Sunday, October 1, 2017

The Bigger Picture



The scene:  Beginning of the workweek at an architect’s studio  somewhere in  Northern  California.  The seasoned old architect/mentor is greeted by his protégé, a young intern not long removed from architecture school lingering at the architect’s drawing table:

I.                   Good Morning, Boss.

A.        How’s it going Michelangelo?

I.                   You really think I’m doing that well?  This is pretty flattering...

A.        Don’t let it go to your head…I’m not an infallible judge of character, let alone world-class artistic genius.

I.          Have you got a few minutes?   I’ve been  thinking  about something and  I’d like  to  run it by you.  Is this an OK time?

A.        It’s fine, what’s on your mind?

I.        I’ve  been  thinking  a  lot  lately about good  and  bad.  It  seems like everything,  every architect, and everyone else for that matter...in spite of their stature and    accomplishments always have their flaws and shortcomings…where are the great role models?  I was thinking about Louis Kahn with all his poetic insight into humanity and architecture and here he had two different families and was running two different households.  Our founding fathers, Washington,  Jefferson, Hamilton and Franklin all had plenty to criticize.  What do you say about that?

A.        And you’re just now noticing that the world’s not perfect? Man is a complex  creature with a whole range of qualities and potentials, and they range from the saintly to the horrific.  And then there are women.

__________

:: Short task A ::
Please retype the architect-and-intern dialogue above word for word, in full.

:: Annotated region listings ::

__________

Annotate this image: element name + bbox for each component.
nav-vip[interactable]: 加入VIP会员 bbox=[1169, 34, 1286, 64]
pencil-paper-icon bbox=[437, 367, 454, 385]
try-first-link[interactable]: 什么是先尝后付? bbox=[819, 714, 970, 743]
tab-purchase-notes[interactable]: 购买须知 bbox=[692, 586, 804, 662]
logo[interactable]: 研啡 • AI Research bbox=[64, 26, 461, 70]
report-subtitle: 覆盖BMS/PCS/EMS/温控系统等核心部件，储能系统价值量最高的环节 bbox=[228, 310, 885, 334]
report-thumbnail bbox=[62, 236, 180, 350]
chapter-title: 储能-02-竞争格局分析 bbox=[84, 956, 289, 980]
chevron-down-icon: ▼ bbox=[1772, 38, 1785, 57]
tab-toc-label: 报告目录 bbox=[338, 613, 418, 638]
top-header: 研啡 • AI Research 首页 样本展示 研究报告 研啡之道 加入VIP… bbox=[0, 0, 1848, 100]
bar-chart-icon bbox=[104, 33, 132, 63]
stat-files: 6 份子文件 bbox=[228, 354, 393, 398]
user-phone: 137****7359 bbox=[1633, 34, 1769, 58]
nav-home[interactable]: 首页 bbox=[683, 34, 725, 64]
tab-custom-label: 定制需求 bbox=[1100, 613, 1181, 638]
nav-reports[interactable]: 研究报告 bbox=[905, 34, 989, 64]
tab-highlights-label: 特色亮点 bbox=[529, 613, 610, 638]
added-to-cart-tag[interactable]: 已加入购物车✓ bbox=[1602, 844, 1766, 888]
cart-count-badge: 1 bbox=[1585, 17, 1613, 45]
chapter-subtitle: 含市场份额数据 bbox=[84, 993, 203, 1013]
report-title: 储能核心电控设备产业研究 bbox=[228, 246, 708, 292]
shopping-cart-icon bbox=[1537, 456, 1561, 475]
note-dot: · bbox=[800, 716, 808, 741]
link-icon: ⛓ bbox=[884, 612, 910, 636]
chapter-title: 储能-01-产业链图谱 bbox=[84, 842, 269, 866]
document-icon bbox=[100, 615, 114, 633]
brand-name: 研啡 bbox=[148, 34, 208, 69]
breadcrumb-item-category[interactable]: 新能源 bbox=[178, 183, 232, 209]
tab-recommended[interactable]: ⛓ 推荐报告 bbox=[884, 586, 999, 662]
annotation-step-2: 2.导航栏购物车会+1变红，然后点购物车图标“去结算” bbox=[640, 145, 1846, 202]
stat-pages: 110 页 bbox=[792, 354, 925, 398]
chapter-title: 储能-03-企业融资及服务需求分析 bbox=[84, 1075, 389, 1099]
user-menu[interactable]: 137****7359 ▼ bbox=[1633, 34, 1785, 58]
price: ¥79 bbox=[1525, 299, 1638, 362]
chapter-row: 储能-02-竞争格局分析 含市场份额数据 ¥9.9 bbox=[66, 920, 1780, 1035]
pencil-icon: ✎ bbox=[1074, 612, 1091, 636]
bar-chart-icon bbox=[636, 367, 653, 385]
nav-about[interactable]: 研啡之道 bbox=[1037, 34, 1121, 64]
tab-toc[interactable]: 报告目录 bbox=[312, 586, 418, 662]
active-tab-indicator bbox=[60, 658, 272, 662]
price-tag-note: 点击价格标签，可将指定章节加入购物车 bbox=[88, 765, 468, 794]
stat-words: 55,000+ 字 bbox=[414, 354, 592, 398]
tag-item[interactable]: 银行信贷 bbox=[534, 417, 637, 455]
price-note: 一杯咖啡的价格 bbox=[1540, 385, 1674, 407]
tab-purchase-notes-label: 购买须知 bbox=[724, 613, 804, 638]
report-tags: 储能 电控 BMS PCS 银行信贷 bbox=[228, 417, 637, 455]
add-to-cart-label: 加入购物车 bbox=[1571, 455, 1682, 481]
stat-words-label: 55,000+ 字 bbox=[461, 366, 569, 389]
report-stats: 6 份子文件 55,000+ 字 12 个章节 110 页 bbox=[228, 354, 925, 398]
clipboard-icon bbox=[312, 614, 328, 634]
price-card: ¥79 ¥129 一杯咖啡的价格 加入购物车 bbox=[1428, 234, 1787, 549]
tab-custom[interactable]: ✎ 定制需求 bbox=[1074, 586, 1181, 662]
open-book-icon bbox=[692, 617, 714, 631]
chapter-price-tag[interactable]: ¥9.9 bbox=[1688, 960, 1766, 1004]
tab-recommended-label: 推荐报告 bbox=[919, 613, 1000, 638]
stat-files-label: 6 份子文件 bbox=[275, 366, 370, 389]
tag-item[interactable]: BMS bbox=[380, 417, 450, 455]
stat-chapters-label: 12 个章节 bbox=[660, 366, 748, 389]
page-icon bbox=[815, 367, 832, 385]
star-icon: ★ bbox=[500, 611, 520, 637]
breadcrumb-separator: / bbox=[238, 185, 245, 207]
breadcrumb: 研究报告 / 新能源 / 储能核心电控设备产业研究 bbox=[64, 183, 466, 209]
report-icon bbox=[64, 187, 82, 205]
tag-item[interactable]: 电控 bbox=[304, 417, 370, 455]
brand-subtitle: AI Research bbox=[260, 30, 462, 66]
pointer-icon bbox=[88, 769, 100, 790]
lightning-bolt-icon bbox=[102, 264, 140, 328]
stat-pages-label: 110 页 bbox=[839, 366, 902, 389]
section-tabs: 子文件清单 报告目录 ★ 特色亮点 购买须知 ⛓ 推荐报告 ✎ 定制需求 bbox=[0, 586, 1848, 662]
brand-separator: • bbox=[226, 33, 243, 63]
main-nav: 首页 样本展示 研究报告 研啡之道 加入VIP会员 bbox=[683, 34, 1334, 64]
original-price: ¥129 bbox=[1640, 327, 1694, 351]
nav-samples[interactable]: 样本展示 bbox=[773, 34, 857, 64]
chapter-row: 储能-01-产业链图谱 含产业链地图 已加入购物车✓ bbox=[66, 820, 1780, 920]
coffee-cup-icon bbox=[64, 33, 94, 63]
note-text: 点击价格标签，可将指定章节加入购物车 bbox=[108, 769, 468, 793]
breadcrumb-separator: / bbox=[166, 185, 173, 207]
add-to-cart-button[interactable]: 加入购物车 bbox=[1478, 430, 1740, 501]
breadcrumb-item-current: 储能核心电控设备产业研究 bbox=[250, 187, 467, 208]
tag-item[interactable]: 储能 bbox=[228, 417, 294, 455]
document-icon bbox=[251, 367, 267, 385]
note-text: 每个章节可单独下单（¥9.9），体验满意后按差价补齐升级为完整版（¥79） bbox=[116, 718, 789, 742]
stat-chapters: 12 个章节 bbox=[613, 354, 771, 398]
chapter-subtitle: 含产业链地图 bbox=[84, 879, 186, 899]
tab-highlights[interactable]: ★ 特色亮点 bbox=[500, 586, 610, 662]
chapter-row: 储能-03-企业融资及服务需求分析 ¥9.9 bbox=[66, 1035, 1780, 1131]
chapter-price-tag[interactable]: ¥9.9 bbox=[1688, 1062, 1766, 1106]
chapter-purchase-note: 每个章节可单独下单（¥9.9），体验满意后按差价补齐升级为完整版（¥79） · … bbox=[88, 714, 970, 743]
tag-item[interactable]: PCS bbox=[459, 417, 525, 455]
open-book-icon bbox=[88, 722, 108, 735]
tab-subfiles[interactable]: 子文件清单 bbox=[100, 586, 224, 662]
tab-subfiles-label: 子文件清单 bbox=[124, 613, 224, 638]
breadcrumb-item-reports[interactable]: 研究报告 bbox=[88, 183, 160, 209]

__________

:: Short task B ::
Echo the rows, starting with their first line and going on through the line that contains "report-thumbnail bbox=[62, 236, 180, 350]".

:: Worked answer A ::
Sunday, October 1, 2017

The Bigger Picture



The scene:  Beginning of the workweek at an architect’s studio  somewhere in  Northern  California.  The seasoned old architect/mentor is greeted by his protégé, a young intern not long removed from architecture school lingering at the architect’s drawing table:

I.                   Good Morning, Boss.

A.        How’s it going Michelangelo?

I.                   You really think I’m doing that well?  This is pretty flattering...

A.        Don’t let it go to your head…I’m not an infallible judge of character, let alone world-class artistic genius.

I.          Have you got a few minutes?   I’ve been  thinking  about something and  I’d like  to  run it by you.  Is this an OK time?

A.        It’s fine, what’s on your mind?

I.        I’ve  been  thinking  a  lot  lately about good  and  bad.  It  seems like everything,  every architect, and everyone else for that matter...in spite of their stature and    accomplishments always have their flaws and shortcomings…where are the great role models?  I was thinking about Louis Kahn with all his poetic insight into humanity and architecture and here he had two different families and was running two different households.  Our founding fathers, Washington,  Jefferson, Hamilton and Franklin all had plenty to criticize.  What do you say about that?

A.        And you’re just now noticing that the world’s not perfect? Man is a complex  creature with a whole range of qualities and potentials, and they range from the saintly to the horrific.  And then there are women.

:: Worked answer B ::
Annotate this image: element name + bbox for each component.
nav-vip[interactable]: 加入VIP会员 bbox=[1169, 34, 1286, 64]
pencil-paper-icon bbox=[437, 367, 454, 385]
try-first-link[interactable]: 什么是先尝后付? bbox=[819, 714, 970, 743]
tab-purchase-notes[interactable]: 购买须知 bbox=[692, 586, 804, 662]
logo[interactable]: 研啡 • AI Research bbox=[64, 26, 461, 70]
report-subtitle: 覆盖BMS/PCS/EMS/温控系统等核心部件，储能系统价值量最高的环节 bbox=[228, 310, 885, 334]
report-thumbnail bbox=[62, 236, 180, 350]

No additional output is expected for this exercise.